§ SUPPLIED MATERIAL:
* start *
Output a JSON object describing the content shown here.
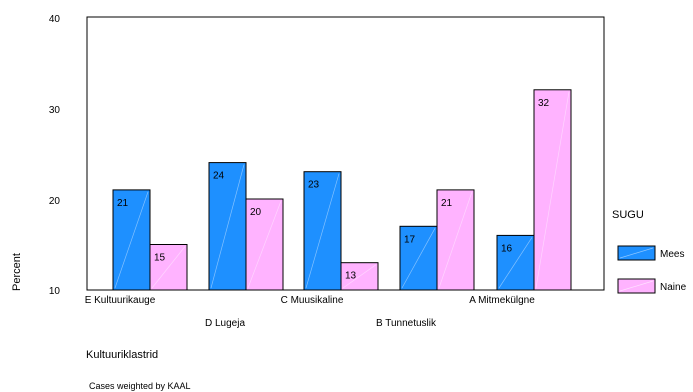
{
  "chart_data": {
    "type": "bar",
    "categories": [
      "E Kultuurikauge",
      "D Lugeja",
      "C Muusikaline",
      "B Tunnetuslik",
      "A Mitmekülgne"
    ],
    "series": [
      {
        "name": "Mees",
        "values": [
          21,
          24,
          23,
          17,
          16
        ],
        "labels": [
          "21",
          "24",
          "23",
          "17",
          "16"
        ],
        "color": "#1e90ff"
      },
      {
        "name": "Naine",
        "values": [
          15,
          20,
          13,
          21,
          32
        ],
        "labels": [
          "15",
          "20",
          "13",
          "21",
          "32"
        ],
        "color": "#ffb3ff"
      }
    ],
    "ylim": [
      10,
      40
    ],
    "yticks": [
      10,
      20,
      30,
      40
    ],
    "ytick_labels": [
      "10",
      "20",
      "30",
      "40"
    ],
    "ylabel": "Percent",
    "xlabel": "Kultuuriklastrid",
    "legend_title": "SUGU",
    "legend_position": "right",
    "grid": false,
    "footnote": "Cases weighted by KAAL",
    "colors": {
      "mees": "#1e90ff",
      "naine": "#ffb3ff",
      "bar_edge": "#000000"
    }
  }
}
* end *
§ WRITTEN PROBLEM: Write out each line of the data exactly; the images should be left out.

§ EXPECTED OUTPUT:
Output a JSON object describing the content shown here.
{
  "chart_data": {
    "type": "bar",
    "categories": [
      "E Kultuurikauge",
      "D Lugeja",
      "C Muusikaline",
      "B Tunnetuslik",
      "A Mitmekülgne"
    ],
    "series": [
      {
        "name": "Mees",
        "values": [
          21,
          24,
          23,
          17,
          16
        ],
        "labels": [
          "21",
          "24",
          "23",
          "17",
          "16"
        ],
        "color": "#1e90ff"
      },
      {
        "name": "Naine",
        "values": [
          15,
          20,
          13,
          21,
          32
        ],
        "labels": [
          "15",
          "20",
          "13",
          "21",
          "32"
        ],
        "color": "#ffb3ff"
      }
    ],
    "ylim": [
      10,
      40
    ],
    "yticks": [
      10,
      20,
      30,
      40
    ],
    "ytick_labels": [
      "10",
      "20",
      "30",
      "40"
    ],
    "ylabel": "Percent",
    "xlabel": "Kultuuriklastrid",
    "legend_title": "SUGU",
    "legend_position": "right",
    "grid": false,
    "footnote": "Cases weighted by KAAL",
    "colors": {
      "mees": "#1e90ff",
      "naine": "#ffb3ff",
      "bar_edge": "#000000"
    }
  }
}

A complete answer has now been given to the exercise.